### YOUR INSTRUCTIONS
Exactly repeat the line that contains "Extract the structured", then every line after it up to and including the final line.

### RECORD LIST
(begin)

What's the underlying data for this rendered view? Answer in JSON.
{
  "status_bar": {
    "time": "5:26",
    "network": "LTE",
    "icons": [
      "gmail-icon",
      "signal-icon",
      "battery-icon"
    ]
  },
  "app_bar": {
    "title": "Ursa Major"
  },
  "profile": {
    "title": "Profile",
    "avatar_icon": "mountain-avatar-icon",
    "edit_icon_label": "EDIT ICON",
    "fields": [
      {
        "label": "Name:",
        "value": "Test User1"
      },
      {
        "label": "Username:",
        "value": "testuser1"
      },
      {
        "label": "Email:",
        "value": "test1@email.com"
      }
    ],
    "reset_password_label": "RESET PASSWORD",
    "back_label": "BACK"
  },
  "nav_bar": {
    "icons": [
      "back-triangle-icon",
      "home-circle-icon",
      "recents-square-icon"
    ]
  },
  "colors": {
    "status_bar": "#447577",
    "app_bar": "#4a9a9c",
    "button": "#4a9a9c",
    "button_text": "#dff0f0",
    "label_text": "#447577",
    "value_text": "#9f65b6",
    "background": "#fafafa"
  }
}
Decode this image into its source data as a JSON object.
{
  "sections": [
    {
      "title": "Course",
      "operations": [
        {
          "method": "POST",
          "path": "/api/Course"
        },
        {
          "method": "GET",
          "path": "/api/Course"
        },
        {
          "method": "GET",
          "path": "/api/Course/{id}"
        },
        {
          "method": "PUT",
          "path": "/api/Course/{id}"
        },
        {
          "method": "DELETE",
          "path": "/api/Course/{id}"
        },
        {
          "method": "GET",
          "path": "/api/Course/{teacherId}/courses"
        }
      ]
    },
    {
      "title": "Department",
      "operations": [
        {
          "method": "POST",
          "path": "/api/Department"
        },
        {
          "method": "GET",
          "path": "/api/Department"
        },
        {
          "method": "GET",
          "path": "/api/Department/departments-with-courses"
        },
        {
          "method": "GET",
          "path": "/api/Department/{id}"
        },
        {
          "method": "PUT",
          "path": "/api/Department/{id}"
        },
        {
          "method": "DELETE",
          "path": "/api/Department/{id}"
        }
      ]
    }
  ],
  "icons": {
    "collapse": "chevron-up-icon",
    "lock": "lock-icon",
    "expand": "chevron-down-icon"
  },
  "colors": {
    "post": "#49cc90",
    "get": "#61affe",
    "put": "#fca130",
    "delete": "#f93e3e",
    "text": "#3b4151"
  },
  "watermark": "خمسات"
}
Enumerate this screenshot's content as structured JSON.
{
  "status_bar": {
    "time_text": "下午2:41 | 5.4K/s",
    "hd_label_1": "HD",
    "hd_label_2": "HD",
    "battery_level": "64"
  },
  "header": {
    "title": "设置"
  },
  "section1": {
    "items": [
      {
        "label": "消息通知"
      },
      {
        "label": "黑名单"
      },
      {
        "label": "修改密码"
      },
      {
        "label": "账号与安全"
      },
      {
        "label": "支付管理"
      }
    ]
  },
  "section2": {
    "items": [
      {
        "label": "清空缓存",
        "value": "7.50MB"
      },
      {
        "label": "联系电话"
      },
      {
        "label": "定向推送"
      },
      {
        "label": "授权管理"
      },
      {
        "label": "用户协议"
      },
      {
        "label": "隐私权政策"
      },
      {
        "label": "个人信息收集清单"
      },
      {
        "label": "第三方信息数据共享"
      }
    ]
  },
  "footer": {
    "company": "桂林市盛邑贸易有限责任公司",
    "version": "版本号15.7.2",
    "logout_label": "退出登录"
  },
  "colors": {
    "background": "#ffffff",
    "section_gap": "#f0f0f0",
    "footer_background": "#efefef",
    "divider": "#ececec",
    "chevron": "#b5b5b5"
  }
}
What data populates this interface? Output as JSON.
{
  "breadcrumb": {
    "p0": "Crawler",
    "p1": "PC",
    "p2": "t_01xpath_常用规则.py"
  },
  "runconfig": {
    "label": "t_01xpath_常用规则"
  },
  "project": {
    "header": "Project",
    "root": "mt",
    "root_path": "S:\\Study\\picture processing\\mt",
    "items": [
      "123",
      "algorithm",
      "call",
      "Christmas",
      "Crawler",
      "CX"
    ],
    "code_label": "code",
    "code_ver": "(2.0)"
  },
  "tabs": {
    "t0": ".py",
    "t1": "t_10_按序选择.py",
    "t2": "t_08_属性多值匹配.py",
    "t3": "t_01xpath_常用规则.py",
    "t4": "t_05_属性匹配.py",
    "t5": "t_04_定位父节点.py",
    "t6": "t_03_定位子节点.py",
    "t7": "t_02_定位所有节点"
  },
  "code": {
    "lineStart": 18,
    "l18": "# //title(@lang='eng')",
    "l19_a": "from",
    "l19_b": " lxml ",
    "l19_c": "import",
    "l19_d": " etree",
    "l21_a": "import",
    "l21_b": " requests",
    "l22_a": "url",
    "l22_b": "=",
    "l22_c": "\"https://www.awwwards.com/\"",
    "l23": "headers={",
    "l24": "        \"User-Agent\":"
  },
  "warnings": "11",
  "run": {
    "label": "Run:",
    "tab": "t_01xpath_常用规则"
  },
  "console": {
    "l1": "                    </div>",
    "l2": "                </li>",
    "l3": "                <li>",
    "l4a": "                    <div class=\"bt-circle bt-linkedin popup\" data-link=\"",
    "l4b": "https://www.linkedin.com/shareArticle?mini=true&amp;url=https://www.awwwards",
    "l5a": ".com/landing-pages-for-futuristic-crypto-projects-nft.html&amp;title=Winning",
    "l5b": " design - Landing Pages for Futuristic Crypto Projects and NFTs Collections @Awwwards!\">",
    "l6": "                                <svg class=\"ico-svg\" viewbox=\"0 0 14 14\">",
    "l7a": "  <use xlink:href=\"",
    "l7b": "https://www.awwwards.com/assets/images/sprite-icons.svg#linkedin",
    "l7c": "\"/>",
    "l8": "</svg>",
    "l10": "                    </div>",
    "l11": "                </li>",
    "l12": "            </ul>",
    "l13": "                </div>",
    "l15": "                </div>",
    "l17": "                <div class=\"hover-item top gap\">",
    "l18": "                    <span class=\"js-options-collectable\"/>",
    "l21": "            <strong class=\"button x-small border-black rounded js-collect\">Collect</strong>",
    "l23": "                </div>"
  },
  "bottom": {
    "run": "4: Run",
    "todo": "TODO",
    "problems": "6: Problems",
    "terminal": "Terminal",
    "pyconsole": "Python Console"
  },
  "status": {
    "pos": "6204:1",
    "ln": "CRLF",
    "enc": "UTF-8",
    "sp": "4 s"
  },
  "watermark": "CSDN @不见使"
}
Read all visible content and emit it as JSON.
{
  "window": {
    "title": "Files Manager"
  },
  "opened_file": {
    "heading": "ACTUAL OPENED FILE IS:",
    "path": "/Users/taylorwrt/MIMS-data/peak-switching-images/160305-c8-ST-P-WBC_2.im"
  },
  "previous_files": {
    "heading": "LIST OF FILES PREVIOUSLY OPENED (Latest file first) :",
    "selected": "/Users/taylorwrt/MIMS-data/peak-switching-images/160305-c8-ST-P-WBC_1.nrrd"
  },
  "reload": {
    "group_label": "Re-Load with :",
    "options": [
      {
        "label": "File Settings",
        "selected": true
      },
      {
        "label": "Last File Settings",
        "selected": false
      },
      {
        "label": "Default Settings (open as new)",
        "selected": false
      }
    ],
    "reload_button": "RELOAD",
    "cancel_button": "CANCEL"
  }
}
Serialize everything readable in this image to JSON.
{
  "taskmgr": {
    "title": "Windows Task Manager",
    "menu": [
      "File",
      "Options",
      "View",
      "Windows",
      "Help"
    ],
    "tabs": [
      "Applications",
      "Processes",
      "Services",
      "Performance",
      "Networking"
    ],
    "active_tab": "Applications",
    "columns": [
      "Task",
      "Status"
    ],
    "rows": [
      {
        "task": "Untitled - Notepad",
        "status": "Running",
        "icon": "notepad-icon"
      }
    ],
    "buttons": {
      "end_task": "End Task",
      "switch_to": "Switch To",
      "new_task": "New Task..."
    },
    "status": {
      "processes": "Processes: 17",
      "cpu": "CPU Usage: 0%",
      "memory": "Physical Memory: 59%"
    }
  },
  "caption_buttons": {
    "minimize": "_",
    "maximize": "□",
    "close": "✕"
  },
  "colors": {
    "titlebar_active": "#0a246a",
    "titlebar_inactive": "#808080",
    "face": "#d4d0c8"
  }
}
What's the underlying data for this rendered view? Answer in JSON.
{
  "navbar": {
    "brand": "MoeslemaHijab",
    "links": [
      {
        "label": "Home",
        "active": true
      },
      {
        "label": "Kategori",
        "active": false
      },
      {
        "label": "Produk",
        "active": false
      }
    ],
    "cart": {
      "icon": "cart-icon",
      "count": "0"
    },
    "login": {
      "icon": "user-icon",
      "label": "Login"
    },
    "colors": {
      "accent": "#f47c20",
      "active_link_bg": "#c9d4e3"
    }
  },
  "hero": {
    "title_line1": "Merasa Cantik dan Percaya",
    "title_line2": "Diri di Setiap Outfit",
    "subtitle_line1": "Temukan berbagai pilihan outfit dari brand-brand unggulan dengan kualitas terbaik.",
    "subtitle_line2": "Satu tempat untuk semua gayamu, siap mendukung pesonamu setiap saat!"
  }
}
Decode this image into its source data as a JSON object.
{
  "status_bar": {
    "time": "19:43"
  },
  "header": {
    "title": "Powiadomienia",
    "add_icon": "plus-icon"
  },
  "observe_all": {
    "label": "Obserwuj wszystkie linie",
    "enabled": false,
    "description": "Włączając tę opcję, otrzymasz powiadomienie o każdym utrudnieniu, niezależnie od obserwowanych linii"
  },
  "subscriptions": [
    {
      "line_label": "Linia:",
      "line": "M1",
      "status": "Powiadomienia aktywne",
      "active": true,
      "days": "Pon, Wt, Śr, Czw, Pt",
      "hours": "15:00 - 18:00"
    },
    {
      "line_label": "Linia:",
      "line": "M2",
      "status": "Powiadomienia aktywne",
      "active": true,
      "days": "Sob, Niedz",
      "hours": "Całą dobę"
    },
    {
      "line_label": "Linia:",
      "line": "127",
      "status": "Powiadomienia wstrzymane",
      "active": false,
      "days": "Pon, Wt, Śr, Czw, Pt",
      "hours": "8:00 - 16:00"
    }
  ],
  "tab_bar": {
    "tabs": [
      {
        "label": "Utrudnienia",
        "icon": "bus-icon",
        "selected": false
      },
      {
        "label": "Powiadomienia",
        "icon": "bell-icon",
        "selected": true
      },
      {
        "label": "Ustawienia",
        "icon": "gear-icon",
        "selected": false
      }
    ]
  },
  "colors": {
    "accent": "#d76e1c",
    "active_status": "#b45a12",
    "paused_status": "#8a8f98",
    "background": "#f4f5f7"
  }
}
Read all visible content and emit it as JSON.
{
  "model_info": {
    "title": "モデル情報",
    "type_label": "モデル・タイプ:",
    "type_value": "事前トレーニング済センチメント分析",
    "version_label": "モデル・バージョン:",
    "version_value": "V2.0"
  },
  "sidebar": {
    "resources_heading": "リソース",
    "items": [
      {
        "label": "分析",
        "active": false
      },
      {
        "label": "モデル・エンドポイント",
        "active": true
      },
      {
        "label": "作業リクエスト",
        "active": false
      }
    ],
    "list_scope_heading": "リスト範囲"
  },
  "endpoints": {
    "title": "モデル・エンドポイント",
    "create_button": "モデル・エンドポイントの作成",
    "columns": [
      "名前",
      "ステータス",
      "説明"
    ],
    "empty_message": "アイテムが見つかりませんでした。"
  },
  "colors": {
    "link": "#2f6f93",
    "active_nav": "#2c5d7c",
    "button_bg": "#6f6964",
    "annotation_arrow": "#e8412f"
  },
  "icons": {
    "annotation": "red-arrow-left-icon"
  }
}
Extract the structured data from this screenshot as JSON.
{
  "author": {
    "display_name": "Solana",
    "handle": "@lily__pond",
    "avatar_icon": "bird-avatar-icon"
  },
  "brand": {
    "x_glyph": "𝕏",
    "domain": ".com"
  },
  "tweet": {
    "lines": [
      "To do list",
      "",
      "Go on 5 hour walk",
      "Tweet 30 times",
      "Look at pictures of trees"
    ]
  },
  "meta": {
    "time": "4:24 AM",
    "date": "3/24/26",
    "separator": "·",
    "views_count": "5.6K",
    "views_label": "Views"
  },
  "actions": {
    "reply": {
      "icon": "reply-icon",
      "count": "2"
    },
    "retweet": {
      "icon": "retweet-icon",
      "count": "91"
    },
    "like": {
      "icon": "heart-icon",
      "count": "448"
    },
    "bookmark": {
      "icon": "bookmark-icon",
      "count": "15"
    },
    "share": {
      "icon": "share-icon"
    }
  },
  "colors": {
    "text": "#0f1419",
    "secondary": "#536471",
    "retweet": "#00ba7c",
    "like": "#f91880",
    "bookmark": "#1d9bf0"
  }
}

(end)

### RESULT BELOW
Extract the structured data from this screenshot as JSON.
{
  "author": {
    "display_name": "Solana",
    "handle": "@lily__pond",
    "avatar_icon": "bird-avatar-icon"
  },
  "brand": {
    "x_glyph": "𝕏",
    "domain": ".com"
  },
  "tweet": {
    "lines": [
      "To do list",
      "",
      "Go on 5 hour walk",
      "Tweet 30 times",
      "Look at pictures of trees"
    ]
  },
  "meta": {
    "time": "4:24 AM",
    "date": "3/24/26",
    "separator": "·",
    "views_count": "5.6K",
    "views_label": "Views"
  },
  "actions": {
    "reply": {
      "icon": "reply-icon",
      "count": "2"
    },
    "retweet": {
      "icon": "retweet-icon",
      "count": "91"
    },
    "like": {
      "icon": "heart-icon",
      "count": "448"
    },
    "bookmark": {
      "icon": "bookmark-icon",
      "count": "15"
    },
    "share": {
      "icon": "share-icon"
    }
  },
  "colors": {
    "text": "#0f1419",
    "secondary": "#536471",
    "retweet": "#00ba7c",
    "like": "#f91880",
    "bookmark": "#1d9bf0"
  }
}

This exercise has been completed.